- Information supplied -
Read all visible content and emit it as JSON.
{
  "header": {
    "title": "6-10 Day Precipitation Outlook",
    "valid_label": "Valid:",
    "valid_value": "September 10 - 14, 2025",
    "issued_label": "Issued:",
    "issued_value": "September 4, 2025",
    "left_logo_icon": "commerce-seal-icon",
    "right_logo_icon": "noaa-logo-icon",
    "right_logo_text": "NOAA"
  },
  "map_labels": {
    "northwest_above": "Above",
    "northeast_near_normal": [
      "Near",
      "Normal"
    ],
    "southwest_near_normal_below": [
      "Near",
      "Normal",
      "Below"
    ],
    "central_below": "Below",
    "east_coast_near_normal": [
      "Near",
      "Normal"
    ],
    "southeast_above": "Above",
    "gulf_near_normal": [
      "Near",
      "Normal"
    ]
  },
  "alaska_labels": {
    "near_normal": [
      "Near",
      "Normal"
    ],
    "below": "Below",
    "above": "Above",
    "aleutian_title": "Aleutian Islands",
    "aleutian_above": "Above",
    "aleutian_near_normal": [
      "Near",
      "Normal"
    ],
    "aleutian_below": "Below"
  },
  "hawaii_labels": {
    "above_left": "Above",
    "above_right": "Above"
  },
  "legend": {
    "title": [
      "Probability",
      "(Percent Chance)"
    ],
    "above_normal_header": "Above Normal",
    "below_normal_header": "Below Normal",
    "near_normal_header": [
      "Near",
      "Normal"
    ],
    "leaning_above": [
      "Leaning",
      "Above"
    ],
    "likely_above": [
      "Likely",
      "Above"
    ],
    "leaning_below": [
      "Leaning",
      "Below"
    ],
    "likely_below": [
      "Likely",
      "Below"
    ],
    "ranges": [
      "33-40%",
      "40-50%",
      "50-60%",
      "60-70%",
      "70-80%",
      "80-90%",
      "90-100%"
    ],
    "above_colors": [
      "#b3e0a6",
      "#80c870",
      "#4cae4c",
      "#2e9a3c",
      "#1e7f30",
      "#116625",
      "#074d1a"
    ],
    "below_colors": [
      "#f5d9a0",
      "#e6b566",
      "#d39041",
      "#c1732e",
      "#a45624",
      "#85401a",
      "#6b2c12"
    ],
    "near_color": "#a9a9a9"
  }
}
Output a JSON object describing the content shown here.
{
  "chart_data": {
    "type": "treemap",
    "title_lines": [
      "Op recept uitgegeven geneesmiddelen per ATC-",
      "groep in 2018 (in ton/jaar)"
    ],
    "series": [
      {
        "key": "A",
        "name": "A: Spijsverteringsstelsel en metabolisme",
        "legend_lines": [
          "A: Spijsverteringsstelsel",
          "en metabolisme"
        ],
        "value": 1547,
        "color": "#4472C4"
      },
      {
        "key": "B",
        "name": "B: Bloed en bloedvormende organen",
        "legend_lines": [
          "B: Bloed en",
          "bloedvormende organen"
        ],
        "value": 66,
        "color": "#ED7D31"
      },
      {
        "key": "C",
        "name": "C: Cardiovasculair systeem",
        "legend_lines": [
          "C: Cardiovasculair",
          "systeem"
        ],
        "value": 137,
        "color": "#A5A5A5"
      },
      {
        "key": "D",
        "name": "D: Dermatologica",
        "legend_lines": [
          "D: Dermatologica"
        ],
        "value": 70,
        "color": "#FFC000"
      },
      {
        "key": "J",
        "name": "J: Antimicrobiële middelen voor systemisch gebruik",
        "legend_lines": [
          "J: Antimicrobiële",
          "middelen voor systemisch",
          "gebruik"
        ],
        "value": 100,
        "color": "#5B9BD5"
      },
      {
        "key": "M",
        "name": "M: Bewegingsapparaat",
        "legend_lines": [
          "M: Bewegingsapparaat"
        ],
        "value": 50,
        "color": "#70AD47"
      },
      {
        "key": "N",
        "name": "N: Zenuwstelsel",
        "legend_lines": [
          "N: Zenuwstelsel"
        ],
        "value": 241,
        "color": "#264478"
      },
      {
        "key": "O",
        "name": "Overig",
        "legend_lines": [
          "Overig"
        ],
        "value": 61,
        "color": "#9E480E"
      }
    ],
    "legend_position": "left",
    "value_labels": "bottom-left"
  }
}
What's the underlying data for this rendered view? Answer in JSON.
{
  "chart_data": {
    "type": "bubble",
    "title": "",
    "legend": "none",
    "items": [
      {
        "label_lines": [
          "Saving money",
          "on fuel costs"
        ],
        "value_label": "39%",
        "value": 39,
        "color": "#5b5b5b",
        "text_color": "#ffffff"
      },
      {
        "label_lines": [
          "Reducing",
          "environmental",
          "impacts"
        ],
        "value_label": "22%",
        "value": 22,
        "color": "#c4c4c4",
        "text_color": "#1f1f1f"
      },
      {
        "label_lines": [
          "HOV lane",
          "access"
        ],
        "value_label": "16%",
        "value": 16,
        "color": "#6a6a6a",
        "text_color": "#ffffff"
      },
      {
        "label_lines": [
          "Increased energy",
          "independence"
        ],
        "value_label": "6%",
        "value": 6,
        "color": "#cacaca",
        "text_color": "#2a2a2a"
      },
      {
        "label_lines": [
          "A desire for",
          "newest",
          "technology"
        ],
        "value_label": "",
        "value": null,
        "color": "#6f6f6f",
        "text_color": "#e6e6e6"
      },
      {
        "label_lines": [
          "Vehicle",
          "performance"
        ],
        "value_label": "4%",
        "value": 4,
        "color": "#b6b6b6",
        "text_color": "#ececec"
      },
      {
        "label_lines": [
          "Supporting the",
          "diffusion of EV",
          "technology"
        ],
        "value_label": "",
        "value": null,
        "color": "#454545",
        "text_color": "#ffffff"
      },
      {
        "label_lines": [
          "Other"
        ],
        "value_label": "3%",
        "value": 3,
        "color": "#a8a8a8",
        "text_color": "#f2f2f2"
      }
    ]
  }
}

- The request -
Search the records for the string "bloedvormende" and return every line in which it occurs.

- Response to the task -
        "name": "B: Bloed en bloedvormende organen",
          "bloedvormende organen"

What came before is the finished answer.